──────── SUPPLIED DATA
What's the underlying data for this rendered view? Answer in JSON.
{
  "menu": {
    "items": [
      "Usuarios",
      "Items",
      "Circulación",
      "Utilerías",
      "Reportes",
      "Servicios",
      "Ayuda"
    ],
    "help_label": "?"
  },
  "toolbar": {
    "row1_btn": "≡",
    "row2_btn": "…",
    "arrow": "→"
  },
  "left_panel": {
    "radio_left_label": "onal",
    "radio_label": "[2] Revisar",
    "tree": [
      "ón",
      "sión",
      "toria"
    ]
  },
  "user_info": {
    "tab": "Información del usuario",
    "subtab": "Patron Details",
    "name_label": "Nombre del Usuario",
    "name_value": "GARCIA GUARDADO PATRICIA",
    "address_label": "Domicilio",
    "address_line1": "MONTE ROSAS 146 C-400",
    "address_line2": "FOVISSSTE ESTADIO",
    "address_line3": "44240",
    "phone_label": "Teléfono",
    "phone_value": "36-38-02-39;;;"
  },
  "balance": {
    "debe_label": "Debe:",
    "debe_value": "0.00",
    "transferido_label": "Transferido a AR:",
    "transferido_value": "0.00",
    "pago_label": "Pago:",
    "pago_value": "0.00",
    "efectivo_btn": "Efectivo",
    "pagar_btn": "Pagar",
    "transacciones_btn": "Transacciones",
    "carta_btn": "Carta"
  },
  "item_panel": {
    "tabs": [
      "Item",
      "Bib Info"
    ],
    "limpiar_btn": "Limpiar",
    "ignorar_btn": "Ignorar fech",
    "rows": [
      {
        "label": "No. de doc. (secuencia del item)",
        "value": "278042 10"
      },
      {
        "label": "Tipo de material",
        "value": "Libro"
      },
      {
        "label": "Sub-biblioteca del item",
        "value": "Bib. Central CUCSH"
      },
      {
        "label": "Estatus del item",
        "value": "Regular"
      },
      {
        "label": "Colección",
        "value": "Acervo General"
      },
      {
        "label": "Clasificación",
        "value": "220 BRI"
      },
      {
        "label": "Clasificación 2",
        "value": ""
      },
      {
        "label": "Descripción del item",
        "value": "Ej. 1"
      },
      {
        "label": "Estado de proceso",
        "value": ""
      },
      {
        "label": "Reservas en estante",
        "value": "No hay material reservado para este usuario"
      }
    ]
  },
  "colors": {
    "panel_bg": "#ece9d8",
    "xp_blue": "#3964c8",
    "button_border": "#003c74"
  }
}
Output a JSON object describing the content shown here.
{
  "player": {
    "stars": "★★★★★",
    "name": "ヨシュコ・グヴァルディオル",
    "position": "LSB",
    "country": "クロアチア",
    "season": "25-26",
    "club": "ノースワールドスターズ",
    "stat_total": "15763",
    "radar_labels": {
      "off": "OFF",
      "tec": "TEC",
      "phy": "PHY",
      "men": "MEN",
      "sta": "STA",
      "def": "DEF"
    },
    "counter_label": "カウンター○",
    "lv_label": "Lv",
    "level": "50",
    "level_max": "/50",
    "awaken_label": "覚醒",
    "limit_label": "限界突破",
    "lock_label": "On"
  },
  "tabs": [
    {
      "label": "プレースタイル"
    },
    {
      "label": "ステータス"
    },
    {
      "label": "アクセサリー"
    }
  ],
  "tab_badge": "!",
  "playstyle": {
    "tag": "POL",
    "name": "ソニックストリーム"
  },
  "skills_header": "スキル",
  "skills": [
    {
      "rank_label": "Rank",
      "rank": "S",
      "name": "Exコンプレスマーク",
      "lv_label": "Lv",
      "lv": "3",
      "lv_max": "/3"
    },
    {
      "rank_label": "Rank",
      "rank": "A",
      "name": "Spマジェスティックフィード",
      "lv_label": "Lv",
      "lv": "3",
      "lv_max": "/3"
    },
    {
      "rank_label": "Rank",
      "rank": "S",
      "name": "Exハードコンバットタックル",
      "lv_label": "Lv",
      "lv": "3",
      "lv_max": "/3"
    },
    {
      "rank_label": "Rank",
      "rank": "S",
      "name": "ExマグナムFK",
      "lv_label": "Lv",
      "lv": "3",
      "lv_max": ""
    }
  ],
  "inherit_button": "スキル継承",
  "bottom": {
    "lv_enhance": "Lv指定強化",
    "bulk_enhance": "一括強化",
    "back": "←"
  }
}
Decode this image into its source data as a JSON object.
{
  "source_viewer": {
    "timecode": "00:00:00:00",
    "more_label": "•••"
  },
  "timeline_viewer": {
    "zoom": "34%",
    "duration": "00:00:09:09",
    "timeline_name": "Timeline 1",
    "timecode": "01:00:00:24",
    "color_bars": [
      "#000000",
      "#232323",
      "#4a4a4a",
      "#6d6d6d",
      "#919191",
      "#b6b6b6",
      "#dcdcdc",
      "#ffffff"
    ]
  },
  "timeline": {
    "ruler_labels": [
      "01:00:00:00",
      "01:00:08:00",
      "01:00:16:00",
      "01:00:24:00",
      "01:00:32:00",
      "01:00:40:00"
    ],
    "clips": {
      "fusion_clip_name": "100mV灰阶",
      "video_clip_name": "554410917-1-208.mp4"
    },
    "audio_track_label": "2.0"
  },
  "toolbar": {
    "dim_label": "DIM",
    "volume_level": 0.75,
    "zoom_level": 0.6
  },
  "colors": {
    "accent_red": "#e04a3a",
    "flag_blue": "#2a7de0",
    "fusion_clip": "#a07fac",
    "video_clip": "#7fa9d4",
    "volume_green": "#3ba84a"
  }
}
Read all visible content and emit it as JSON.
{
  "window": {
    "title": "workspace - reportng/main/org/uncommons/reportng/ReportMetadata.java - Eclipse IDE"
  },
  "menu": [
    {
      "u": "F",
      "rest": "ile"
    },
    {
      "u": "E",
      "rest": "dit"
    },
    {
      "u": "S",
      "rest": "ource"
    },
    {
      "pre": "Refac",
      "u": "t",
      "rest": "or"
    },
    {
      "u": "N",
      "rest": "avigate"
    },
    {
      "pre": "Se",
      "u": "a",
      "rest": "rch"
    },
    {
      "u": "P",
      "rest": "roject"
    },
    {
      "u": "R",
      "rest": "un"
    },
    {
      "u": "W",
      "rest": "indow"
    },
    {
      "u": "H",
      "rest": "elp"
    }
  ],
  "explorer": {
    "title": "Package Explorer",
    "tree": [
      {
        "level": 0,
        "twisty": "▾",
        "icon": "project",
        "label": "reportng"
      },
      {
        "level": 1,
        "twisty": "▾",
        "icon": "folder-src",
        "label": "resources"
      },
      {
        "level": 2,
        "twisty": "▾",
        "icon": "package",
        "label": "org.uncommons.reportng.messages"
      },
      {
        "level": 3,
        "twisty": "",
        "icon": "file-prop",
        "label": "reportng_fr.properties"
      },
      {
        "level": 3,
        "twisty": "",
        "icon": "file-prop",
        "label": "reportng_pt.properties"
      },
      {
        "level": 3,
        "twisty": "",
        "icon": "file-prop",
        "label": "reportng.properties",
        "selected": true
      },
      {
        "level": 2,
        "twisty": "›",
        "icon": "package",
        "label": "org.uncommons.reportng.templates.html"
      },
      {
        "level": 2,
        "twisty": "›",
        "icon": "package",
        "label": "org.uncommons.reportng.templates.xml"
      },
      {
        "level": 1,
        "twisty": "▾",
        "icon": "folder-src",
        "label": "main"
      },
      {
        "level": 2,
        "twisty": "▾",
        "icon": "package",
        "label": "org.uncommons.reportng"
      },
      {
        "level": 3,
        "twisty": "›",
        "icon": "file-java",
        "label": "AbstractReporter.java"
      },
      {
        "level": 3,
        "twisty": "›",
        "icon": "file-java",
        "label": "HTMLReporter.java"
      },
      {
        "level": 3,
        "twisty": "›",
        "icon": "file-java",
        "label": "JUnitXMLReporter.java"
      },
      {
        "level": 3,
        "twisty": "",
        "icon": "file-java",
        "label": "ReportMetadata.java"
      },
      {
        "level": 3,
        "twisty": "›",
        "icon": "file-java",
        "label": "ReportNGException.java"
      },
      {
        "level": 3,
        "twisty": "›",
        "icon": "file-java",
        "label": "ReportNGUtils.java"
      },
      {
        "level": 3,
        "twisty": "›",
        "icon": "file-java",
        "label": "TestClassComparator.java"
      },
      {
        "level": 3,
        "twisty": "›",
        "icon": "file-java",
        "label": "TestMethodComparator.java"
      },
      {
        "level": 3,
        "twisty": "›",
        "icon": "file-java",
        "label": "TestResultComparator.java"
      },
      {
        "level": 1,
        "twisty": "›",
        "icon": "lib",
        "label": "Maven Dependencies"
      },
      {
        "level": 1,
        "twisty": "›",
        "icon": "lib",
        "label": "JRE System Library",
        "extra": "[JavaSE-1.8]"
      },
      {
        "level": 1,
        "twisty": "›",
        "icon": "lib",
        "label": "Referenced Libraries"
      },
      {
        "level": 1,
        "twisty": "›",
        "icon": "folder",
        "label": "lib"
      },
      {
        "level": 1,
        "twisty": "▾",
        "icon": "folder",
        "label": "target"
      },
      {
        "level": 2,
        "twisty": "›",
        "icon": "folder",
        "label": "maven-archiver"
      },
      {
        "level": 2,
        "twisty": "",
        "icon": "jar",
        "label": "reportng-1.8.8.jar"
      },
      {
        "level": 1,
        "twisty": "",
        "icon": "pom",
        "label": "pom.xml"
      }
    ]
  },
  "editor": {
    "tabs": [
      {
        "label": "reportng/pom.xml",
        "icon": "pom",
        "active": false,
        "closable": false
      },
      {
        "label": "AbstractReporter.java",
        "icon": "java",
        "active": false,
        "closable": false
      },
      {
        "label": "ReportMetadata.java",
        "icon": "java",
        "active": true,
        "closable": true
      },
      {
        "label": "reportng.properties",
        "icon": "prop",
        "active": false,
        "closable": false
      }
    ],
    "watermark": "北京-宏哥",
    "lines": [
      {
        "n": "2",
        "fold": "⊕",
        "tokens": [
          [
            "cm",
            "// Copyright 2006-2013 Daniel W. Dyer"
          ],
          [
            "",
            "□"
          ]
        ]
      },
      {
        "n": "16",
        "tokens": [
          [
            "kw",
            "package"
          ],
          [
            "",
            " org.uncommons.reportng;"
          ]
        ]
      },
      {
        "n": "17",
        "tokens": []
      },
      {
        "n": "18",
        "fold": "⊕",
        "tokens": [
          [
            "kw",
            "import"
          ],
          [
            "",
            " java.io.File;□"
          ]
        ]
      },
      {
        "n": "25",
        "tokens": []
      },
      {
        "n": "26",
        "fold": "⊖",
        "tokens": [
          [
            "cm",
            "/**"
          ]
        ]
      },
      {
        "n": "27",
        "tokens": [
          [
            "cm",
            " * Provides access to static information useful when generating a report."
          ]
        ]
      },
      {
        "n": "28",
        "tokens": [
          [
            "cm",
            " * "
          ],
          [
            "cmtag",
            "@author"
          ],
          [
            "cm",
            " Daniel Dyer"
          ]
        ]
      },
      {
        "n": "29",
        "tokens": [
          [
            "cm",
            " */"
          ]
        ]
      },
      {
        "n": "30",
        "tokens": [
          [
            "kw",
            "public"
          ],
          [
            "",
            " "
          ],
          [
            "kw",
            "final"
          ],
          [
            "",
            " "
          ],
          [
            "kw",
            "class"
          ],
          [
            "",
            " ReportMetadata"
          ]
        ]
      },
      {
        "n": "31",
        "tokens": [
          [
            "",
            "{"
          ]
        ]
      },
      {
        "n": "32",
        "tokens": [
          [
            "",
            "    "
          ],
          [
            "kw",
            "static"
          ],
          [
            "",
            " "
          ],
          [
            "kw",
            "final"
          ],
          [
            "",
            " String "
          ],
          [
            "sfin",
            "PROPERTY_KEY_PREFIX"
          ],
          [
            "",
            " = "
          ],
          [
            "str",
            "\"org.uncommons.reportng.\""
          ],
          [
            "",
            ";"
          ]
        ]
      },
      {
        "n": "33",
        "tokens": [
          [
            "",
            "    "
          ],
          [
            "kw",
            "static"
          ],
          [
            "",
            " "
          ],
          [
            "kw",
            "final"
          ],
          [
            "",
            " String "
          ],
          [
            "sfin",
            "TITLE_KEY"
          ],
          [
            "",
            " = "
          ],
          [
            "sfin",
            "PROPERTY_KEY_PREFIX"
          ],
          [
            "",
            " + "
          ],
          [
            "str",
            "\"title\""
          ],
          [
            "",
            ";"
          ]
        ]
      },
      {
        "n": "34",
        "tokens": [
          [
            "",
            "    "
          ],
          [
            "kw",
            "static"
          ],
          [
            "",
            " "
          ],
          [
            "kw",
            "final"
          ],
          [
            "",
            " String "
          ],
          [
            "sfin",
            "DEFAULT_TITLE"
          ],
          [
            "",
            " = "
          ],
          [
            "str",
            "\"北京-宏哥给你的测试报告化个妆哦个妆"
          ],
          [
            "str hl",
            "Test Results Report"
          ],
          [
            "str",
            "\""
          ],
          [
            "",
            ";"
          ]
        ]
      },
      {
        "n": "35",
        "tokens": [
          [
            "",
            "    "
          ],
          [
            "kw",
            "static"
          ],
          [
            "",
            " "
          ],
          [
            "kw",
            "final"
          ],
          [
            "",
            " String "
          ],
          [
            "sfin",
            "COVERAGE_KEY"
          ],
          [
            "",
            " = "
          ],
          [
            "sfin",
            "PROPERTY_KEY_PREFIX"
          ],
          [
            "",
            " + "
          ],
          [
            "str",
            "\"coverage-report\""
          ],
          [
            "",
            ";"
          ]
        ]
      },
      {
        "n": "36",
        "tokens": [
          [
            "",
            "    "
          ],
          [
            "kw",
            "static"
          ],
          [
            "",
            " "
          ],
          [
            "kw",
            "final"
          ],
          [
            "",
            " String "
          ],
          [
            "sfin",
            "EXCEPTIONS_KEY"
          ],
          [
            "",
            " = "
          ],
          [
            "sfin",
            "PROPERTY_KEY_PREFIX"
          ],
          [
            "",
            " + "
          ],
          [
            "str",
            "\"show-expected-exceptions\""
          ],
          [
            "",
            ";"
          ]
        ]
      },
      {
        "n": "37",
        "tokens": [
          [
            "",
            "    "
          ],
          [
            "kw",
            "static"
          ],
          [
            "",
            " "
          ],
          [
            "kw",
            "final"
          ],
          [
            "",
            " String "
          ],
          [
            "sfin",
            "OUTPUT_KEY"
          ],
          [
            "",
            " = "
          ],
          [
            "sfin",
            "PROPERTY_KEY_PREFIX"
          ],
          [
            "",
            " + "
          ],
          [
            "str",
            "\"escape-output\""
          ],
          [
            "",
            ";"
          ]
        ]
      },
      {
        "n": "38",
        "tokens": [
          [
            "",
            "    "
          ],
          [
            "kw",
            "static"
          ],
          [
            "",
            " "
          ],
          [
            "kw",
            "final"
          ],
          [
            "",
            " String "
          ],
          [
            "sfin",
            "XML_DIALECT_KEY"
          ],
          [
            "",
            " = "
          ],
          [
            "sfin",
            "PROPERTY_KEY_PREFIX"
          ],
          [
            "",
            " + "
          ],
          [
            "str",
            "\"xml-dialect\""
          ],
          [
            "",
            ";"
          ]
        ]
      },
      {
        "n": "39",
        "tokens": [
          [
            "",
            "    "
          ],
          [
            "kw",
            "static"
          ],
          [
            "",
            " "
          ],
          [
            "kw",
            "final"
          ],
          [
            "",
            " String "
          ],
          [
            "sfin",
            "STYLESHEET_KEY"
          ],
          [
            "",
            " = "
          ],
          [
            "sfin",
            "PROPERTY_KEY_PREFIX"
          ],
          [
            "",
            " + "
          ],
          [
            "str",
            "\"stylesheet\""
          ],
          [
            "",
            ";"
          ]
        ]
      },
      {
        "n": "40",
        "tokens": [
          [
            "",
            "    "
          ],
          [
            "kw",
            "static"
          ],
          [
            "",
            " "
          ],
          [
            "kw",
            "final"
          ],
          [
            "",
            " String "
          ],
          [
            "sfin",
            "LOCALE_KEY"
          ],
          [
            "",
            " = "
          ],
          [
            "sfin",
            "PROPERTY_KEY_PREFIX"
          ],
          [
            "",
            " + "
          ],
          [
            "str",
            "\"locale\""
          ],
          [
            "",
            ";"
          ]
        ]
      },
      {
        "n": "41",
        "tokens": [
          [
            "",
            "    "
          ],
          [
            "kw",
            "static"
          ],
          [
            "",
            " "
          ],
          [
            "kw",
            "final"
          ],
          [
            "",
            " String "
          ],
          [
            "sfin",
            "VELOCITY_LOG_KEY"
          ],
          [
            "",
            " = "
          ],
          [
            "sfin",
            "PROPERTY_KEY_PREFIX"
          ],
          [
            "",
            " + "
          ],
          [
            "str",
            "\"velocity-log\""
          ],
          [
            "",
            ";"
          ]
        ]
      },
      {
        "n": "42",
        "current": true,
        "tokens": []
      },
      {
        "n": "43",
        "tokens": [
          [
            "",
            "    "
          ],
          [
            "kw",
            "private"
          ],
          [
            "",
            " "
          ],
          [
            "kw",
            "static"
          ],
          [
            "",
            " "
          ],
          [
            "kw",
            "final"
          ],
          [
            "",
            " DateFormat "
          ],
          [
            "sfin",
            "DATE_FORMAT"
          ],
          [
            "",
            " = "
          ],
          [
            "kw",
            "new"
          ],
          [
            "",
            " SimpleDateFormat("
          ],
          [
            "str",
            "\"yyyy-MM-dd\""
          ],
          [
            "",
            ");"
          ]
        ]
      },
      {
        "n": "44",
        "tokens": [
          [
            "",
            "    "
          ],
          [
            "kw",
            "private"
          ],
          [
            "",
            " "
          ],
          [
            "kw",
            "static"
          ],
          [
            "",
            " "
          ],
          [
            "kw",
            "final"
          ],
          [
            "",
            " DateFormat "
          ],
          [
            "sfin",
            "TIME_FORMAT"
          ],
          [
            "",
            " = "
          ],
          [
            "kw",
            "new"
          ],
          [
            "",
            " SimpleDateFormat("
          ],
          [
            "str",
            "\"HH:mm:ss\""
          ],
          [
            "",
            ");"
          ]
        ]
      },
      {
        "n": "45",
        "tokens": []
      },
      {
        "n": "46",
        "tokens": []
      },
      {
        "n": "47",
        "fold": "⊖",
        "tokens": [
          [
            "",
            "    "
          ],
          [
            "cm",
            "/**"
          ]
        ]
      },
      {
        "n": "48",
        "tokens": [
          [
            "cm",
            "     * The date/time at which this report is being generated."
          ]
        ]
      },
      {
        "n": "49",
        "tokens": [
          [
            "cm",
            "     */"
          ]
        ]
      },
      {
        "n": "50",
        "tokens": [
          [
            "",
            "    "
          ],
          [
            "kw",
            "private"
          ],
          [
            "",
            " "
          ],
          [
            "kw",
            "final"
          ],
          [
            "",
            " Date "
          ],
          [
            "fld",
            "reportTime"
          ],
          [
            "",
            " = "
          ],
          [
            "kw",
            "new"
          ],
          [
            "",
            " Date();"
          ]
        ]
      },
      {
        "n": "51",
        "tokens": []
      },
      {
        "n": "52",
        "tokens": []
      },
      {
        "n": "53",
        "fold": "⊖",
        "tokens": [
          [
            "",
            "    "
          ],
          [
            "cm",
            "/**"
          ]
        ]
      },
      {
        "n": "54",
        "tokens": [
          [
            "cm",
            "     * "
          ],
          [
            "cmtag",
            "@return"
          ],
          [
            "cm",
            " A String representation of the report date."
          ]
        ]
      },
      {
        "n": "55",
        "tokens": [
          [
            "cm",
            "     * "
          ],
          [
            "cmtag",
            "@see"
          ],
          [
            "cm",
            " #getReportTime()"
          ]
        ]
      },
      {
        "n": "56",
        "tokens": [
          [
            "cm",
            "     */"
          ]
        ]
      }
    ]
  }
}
────────────────
Locate each line containing the string "material" and show it.

▶ _COMPLETE ANSWER_:
        "label": "Tipo de material",
        "value": "No hay material reservado para este usuario"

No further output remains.